● What to produce
Below is a block of records; repeat all of them exactly.

[Stored data]
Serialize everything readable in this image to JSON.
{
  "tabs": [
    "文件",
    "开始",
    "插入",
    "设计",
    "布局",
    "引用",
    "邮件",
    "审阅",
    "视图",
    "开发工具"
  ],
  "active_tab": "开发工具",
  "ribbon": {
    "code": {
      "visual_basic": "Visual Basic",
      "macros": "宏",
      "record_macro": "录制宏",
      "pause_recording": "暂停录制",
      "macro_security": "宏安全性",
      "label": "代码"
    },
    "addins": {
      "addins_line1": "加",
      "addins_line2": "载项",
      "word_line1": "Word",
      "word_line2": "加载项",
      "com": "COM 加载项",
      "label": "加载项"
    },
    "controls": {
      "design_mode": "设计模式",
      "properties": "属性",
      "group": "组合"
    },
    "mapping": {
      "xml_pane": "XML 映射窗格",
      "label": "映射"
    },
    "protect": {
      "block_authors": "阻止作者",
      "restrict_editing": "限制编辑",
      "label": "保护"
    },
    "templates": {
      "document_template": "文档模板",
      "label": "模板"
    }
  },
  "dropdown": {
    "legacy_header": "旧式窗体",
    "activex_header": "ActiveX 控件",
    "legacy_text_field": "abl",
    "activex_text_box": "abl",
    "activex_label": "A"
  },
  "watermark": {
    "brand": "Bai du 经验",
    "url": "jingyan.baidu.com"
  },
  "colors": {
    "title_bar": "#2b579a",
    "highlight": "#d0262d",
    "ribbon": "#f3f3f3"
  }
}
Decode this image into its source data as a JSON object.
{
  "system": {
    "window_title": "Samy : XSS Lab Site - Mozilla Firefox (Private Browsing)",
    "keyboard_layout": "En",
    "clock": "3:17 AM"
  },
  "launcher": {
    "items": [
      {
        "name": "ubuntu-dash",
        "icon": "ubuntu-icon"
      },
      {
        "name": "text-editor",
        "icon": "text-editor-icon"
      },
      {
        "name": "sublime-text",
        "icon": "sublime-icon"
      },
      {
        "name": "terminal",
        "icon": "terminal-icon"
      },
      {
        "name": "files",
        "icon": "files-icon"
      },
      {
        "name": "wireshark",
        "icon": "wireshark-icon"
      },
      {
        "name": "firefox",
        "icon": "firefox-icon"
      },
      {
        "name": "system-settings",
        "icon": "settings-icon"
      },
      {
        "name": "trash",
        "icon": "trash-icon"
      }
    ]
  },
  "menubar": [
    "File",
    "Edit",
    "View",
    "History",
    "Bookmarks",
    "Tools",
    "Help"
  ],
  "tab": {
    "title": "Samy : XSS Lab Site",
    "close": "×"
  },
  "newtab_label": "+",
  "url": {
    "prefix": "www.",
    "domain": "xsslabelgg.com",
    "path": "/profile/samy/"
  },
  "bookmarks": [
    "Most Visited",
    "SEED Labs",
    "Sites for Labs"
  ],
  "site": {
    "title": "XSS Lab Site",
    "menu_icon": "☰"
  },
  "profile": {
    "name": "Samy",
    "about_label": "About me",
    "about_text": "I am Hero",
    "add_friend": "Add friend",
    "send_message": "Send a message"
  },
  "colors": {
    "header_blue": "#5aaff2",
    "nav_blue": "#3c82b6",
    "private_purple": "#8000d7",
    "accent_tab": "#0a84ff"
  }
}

● Answer
Serialize everything readable in this image to JSON.
{
  "tabs": [
    "文件",
    "开始",
    "插入",
    "设计",
    "布局",
    "引用",
    "邮件",
    "审阅",
    "视图",
    "开发工具"
  ],
  "active_tab": "开发工具",
  "ribbon": {
    "code": {
      "visual_basic": "Visual Basic",
      "macros": "宏",
      "record_macro": "录制宏",
      "pause_recording": "暂停录制",
      "macro_security": "宏安全性",
      "label": "代码"
    },
    "addins": {
      "addins_line1": "加",
      "addins_line2": "载项",
      "word_line1": "Word",
      "word_line2": "加载项",
      "com": "COM 加载项",
      "label": "加载项"
    },
    "controls": {
      "design_mode": "设计模式",
      "properties": "属性",
      "group": "组合"
    },
    "mapping": {
      "xml_pane": "XML 映射窗格",
      "label": "映射"
    },
    "protect": {
      "block_authors": "阻止作者",
      "restrict_editing": "限制编辑",
      "label": "保护"
    },
    "templates": {
      "document_template": "文档模板",
      "label": "模板"
    }
  },
  "dropdown": {
    "legacy_header": "旧式窗体",
    "activex_header": "ActiveX 控件",
    "legacy_text_field": "abl",
    "activex_text_box": "abl",
    "activex_label": "A"
  },
  "watermark": {
    "brand": "Bai du 经验",
    "url": "jingyan.baidu.com"
  },
  "colors": {
    "title_bar": "#2b579a",
    "highlight": "#d0262d",
    "ribbon": "#f3f3f3"
  }
}
Decode this image into its source data as a JSON object.
{
  "system": {
    "window_title": "Samy : XSS Lab Site - Mozilla Firefox (Private Browsing)",
    "keyboard_layout": "En",
    "clock": "3:17 AM"
  },
  "launcher": {
    "items": [
      {
        "name": "ubuntu-dash",
        "icon": "ubuntu-icon"
      },
      {
        "name": "text-editor",
        "icon": "text-editor-icon"
      },
      {
        "name": "sublime-text",
        "icon": "sublime-icon"
      },
      {
        "name": "terminal",
        "icon": "terminal-icon"
      },
      {
        "name": "files",
        "icon": "files-icon"
      },
      {
        "name": "wireshark",
        "icon": "wireshark-icon"
      },
      {
        "name": "firefox",
        "icon": "firefox-icon"
      },
      {
        "name": "system-settings",
        "icon": "settings-icon"
      },
      {
        "name": "trash",
        "icon": "trash-icon"
      }
    ]
  },
  "menubar": [
    "File",
    "Edit",
    "View",
    "History",
    "Bookmarks",
    "Tools",
    "Help"
  ],
  "tab": {
    "title": "Samy : XSS Lab Site",
    "close": "×"
  },
  "newtab_label": "+",
  "url": {
    "prefix": "www.",
    "domain": "xsslabelgg.com",
    "path": "/profile/samy/"
  },
  "bookmarks": [
    "Most Visited",
    "SEED Labs",
    "Sites for Labs"
  ],
  "site": {
    "title": "XSS Lab Site",
    "menu_icon": "☰"
  },
  "profile": {
    "name": "Samy",
    "about_label": "About me",
    "about_text": "I am Hero",
    "add_friend": "Add friend",
    "send_message": "Send a message"
  },
  "colors": {
    "header_blue": "#5aaff2",
    "nav_blue": "#3c82b6",
    "private_purple": "#8000d7",
    "accent_tab": "#0a84ff"
  }
}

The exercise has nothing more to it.